◆ **WORK TO BE COMPLETED**:
Write out every line of the material as it stands, apart from the pictures.

---*---

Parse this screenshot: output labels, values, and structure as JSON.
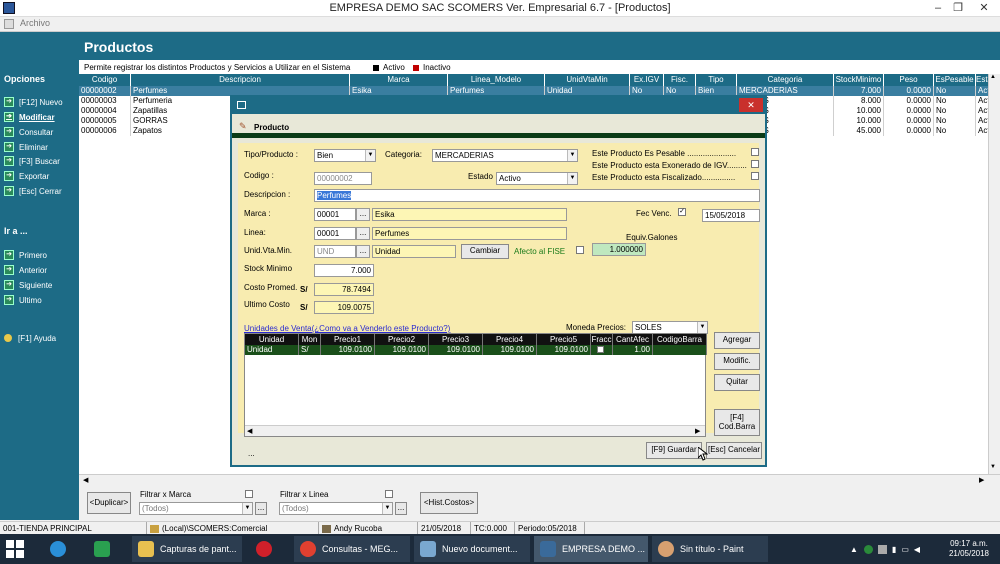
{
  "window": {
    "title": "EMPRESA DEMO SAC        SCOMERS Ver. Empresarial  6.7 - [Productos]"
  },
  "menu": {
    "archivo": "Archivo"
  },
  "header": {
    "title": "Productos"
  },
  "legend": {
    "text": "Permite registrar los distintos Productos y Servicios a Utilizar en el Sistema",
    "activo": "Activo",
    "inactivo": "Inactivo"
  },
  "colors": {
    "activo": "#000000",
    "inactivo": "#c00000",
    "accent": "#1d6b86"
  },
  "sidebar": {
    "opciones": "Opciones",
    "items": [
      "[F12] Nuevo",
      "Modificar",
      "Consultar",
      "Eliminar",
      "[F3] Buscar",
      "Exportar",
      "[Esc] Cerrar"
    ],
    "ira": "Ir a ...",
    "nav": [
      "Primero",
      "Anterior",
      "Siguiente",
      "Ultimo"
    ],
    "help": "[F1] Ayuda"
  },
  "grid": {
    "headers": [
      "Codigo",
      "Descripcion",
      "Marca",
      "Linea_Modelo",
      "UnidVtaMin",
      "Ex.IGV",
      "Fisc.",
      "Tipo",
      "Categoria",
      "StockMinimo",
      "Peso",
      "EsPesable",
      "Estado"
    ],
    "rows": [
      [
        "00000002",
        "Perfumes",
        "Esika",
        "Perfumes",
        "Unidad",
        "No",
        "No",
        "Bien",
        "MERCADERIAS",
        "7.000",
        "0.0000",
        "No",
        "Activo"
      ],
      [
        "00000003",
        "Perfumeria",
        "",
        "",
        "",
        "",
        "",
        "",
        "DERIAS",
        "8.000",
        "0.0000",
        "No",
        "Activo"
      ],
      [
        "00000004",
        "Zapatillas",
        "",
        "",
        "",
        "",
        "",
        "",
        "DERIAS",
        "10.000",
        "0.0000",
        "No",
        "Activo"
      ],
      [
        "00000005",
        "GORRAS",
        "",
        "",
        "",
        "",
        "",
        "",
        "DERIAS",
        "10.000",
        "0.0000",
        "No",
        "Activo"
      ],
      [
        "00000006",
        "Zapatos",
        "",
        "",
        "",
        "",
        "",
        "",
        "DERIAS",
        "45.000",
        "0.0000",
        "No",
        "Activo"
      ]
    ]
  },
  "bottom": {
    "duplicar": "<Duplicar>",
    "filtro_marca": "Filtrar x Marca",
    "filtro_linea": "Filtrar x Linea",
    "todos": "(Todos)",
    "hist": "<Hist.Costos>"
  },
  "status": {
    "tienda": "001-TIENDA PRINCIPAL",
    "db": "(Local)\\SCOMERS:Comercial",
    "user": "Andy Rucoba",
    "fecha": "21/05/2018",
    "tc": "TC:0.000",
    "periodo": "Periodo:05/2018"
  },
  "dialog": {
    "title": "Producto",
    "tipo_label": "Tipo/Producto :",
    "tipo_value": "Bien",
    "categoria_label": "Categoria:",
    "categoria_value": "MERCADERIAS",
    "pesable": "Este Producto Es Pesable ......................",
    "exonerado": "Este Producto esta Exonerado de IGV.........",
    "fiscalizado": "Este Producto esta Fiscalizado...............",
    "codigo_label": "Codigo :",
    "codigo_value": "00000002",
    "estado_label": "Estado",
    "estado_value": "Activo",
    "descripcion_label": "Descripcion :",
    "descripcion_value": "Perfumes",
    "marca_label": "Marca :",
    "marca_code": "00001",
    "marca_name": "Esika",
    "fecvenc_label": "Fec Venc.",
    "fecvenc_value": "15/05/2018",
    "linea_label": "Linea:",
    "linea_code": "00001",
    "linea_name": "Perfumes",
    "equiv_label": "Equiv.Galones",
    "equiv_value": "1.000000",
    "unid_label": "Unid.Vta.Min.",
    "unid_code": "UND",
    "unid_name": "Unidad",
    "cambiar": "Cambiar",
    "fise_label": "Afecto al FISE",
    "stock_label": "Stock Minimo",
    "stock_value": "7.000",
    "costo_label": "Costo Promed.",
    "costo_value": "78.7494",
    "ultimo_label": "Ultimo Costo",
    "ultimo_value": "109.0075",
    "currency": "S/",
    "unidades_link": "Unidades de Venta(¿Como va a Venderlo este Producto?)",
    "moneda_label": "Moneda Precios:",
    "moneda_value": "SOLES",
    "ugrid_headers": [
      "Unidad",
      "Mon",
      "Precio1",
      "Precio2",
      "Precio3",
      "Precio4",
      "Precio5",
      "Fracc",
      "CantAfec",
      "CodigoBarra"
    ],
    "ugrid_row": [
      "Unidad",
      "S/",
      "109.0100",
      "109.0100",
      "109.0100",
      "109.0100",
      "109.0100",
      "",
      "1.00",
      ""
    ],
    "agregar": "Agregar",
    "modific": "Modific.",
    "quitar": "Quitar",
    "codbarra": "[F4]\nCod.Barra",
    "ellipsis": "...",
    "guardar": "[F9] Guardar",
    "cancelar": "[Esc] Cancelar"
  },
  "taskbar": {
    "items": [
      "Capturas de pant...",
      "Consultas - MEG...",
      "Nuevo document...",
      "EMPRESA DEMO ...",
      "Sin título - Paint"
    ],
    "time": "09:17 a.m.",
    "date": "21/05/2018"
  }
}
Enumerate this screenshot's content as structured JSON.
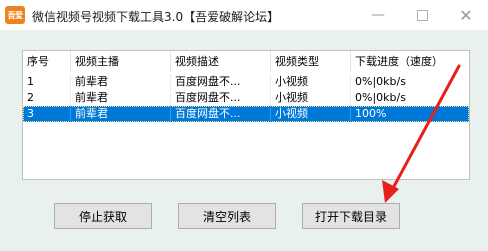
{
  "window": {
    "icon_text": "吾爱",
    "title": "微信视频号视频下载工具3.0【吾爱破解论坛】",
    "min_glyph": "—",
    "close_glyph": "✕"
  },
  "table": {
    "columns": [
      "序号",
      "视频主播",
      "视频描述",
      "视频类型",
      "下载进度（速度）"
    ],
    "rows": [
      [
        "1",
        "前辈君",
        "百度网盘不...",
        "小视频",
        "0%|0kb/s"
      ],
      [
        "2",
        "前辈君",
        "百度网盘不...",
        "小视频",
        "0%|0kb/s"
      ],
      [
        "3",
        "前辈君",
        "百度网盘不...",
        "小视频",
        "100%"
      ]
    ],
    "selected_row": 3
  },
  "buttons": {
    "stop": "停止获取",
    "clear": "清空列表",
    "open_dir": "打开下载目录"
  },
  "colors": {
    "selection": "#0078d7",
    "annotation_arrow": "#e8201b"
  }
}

---*---

◆ **FINISHED ANSWER**:
Parse this screenshot: output labels, values, and structure as JSON.
{
  "window": {
    "title": "EMPRESA DEMO SAC        SCOMERS Ver. Empresarial  6.7 - [Productos]"
  },
  "menu": {
    "archivo": "Archivo"
  },
  "header": {
    "title": "Productos"
  },
  "legend": {
    "text": "Permite registrar los distintos Productos y Servicios a Utilizar en el Sistema",
    "activo": "Activo",
    "inactivo": "Inactivo"
  },
  "colors": {
    "activo": "#000000",
    "inactivo": "#c00000",
    "accent": "#1d6b86"
  },
  "sidebar": {
    "opciones": "Opciones",
    "items": [
      "[F12] Nuevo",
      "Modificar",
      "Consultar",
      "Eliminar",
      "[F3] Buscar",
      "Exportar",
      "[Esc] Cerrar"
    ],
    "ira": "Ir a ...",
    "nav": [
      "Primero",
      "Anterior",
      "Siguiente",
      "Ultimo"
    ],
    "help": "[F1] Ayuda"
  },
  "grid": {
    "headers": [
      "Codigo",
      "Descripcion",
      "Marca",
      "Linea_Modelo",
      "UnidVtaMin",
      "Ex.IGV",
      "Fisc.",
      "Tipo",
      "Categoria",
      "StockMinimo",
      "Peso",
      "EsPesable",
      "Estado"
    ],
    "rows": [
      [
        "00000002",
        "Perfumes",
        "Esika",
        "Perfumes",
        "Unidad",
        "No",
        "No",
        "Bien",
        "MERCADERIAS",
        "7.000",
        "0.0000",
        "No",
        "Activo"
      ],
      [
        "00000003",
        "Perfumeria",
        "",
        "",
        "",
        "",
        "",
        "",
        "DERIAS",
        "8.000",
        "0.0000",
        "No",
        "Activo"
      ],
      [
        "00000004",
        "Zapatillas",
        "",
        "",
        "",
        "",
        "",
        "",
        "DERIAS",
        "10.000",
        "0.0000",
        "No",
        "Activo"
      ],
      [
        "00000005",
        "GORRAS",
        "",
        "",
        "",
        "",
        "",
        "",
        "DERIAS",
        "10.000",
        "0.0000",
        "No",
        "Activo"
      ],
      [
        "00000006",
        "Zapatos",
        "",
        "",
        "",
        "",
        "",
        "",
        "DERIAS",
        "45.000",
        "0.0000",
        "No",
        "Activo"
      ]
    ]
  },
  "bottom": {
    "duplicar": "<Duplicar>",
    "filtro_marca": "Filtrar x Marca",
    "filtro_linea": "Filtrar x Linea",
    "todos": "(Todos)",
    "hist": "<Hist.Costos>"
  },
  "status": {
    "tienda": "001-TIENDA PRINCIPAL",
    "db": "(Local)\\SCOMERS:Comercial",
    "user": "Andy Rucoba",
    "fecha": "21/05/2018",
    "tc": "TC:0.000",
    "periodo": "Periodo:05/2018"
  },
  "dialog": {
    "title": "Producto",
    "tipo_label": "Tipo/Producto :",
    "tipo_value": "Bien",
    "categoria_label": "Categoria:",
    "categoria_value": "MERCADERIAS",
    "pesable": "Este Producto Es Pesable ......................",
    "exonerado": "Este Producto esta Exonerado de IGV.........",
    "fiscalizado": "Este Producto esta Fiscalizado...............",
    "codigo_label": "Codigo :",
    "codigo_value": "00000002",
    "estado_label": "Estado",
    "estado_value": "Activo",
    "descripcion_label": "Descripcion :",
    "descripcion_value": "Perfumes",
    "marca_label": "Marca :",
    "marca_code": "00001",
    "marca_name": "Esika",
    "fecvenc_label": "Fec Venc.",
    "fecvenc_value": "15/05/2018",
    "linea_label": "Linea:",
    "linea_code": "00001",
    "linea_name": "Perfumes",
    "equiv_label": "Equiv.Galones",
    "equiv_value": "1.000000",
    "unid_label": "Unid.Vta.Min.",
    "unid_code": "UND",
    "unid_name": "Unidad",
    "cambiar": "Cambiar",
    "fise_label": "Afecto al FISE",
    "stock_label": "Stock Minimo",
    "stock_value": "7.000",
    "costo_label": "Costo Promed.",
    "costo_value": "78.7494",
    "ultimo_label": "Ultimo Costo",
    "ultimo_value": "109.0075",
    "currency": "S/",
    "unidades_link": "Unidades de Venta(¿Como va a Venderlo este Producto?)",
    "moneda_label": "Moneda Precios:",
    "moneda_value": "SOLES",
    "ugrid_headers": [
      "Unidad",
      "Mon",
      "Precio1",
      "Precio2",
      "Precio3",
      "Precio4",
      "Precio5",
      "Fracc",
      "CantAfec",
      "CodigoBarra"
    ],
    "ugrid_row": [
      "Unidad",
      "S/",
      "109.0100",
      "109.0100",
      "109.0100",
      "109.0100",
      "109.0100",
      "",
      "1.00",
      ""
    ],
    "agregar": "Agregar",
    "modific": "Modific.",
    "quitar": "Quitar",
    "codbarra": "[F4]\nCod.Barra",
    "ellipsis": "...",
    "guardar": "[F9] Guardar",
    "cancelar": "[Esc] Cancelar"
  },
  "taskbar": {
    "items": [
      "Capturas de pant...",
      "Consultas - MEG...",
      "Nuevo document...",
      "EMPRESA DEMO ...",
      "Sin título - Paint"
    ],
    "time": "09:17 a.m.",
    "date": "21/05/2018"
  }
}
Enumerate this screenshot's content as structured JSON.
{
  "window": {
    "icon_text": "吾爱",
    "title": "微信视频号视频下载工具3.0【吾爱破解论坛】",
    "min_glyph": "—",
    "close_glyph": "✕"
  },
  "table": {
    "columns": [
      "序号",
      "视频主播",
      "视频描述",
      "视频类型",
      "下载进度（速度）"
    ],
    "rows": [
      [
        "1",
        "前辈君",
        "百度网盘不...",
        "小视频",
        "0%|0kb/s"
      ],
      [
        "2",
        "前辈君",
        "百度网盘不...",
        "小视频",
        "0%|0kb/s"
      ],
      [
        "3",
        "前辈君",
        "百度网盘不...",
        "小视频",
        "100%"
      ]
    ],
    "selected_row": 3
  },
  "buttons": {
    "stop": "停止获取",
    "clear": "清空列表",
    "open_dir": "打开下载目录"
  },
  "colors": {
    "selection": "#0078d7",
    "annotation_arrow": "#e8201b"
  }
}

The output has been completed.